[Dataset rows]
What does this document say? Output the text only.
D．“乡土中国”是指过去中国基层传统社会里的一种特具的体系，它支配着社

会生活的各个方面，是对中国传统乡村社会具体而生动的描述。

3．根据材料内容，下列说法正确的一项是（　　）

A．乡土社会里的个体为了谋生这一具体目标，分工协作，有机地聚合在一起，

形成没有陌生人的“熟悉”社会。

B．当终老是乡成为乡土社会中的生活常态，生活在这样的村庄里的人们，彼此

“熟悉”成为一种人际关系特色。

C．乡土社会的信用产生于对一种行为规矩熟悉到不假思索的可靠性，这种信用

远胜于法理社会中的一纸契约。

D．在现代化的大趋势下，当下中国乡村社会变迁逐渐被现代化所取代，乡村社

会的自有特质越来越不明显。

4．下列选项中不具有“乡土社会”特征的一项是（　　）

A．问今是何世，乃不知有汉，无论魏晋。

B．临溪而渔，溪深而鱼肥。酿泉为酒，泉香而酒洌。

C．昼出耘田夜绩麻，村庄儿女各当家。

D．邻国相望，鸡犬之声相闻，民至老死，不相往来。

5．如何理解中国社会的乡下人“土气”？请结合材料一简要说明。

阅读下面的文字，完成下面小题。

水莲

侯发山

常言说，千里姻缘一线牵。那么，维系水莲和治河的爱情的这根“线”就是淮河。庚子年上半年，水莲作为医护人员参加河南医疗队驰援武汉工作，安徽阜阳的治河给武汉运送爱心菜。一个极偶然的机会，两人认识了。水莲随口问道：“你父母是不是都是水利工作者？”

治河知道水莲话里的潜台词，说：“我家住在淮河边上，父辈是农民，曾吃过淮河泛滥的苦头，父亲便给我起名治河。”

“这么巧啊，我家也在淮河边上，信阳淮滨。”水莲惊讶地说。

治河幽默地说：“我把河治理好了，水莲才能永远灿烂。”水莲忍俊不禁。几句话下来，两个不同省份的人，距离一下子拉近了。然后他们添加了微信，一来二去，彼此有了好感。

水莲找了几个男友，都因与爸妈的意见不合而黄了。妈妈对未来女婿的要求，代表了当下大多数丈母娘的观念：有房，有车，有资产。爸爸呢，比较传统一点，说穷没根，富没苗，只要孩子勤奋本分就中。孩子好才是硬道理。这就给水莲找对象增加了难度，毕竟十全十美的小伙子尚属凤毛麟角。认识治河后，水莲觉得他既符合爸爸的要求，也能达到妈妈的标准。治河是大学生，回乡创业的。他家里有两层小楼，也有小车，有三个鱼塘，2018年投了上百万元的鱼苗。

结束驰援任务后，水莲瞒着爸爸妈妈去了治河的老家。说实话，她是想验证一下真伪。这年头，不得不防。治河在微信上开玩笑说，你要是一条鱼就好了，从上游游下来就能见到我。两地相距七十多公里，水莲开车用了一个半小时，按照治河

# [INSTRUCTIONS FOR THE TASK]
Extract all of the data above and output it character for character.

# [TASK ANSWER]
What does this document say? Output the text only.
D．“乡土中国”是指过去中国基层传统社会里的一种特具的体系，它支配着社

会生活的各个方面，是对中国传统乡村社会具体而生动的描述。

3．根据材料内容，下列说法正确的一项是（　　）

A．乡土社会里的个体为了谋生这一具体目标，分工协作，有机地聚合在一起，

形成没有陌生人的“熟悉”社会。

B．当终老是乡成为乡土社会中的生活常态，生活在这样的村庄里的人们，彼此

“熟悉”成为一种人际关系特色。

C．乡土社会的信用产生于对一种行为规矩熟悉到不假思索的可靠性，这种信用

远胜于法理社会中的一纸契约。

D．在现代化的大趋势下，当下中国乡村社会变迁逐渐被现代化所取代，乡村社

会的自有特质越来越不明显。

4．下列选项中不具有“乡土社会”特征的一项是（　　）

A．问今是何世，乃不知有汉，无论魏晋。

B．临溪而渔，溪深而鱼肥。酿泉为酒，泉香而酒洌。

C．昼出耘田夜绩麻，村庄儿女各当家。

D．邻国相望，鸡犬之声相闻，民至老死，不相往来。

5．如何理解中国社会的乡下人“土气”？请结合材料一简要说明。

阅读下面的文字，完成下面小题。

水莲

侯发山

常言说，千里姻缘一线牵。那么，维系水莲和治河的爱情的这根“线”就是淮河。庚子年上半年，水莲作为医护人员参加河南医疗队驰援武汉工作，安徽阜阳的治河给武汉运送爱心菜。一个极偶然的机会，两人认识了。水莲随口问道：“你父母是不是都是水利工作者？”

治河知道水莲话里的潜台词，说：“我家住在淮河边上，父辈是农民，曾吃过淮河泛滥的苦头，父亲便给我起名治河。”

“这么巧啊，我家也在淮河边上，信阳淮滨。”水莲惊讶地说。

治河幽默地说：“我把河治理好了，水莲才能永远灿烂。”水莲忍俊不禁。几句话下来，两个不同省份的人，距离一下子拉近了。然后他们添加了微信，一来二去，彼此有了好感。

水莲找了几个男友，都因与爸妈的意见不合而黄了。妈妈对未来女婿的要求，代表了当下大多数丈母娘的观念：有房，有车，有资产。爸爸呢，比较传统一点，说穷没根，富没苗，只要孩子勤奋本分就中。孩子好才是硬道理。这就给水莲找对象增加了难度，毕竟十全十美的小伙子尚属凤毛麟角。认识治河后，水莲觉得他既符合爸爸的要求，也能达到妈妈的标准。治河是大学生，回乡创业的。他家里有两层小楼，也有小车，有三个鱼塘，2018年投了上百万元的鱼苗。

结束驰援任务后，水莲瞒着爸爸妈妈去了治河的老家。说实话，她是想验证一下真伪。这年头，不得不防。治河在微信上开玩笑说，你要是一条鱼就好了，从上游游下来就能见到我。两地相距七十多公里，水莲开车用了一个半小时，按照治河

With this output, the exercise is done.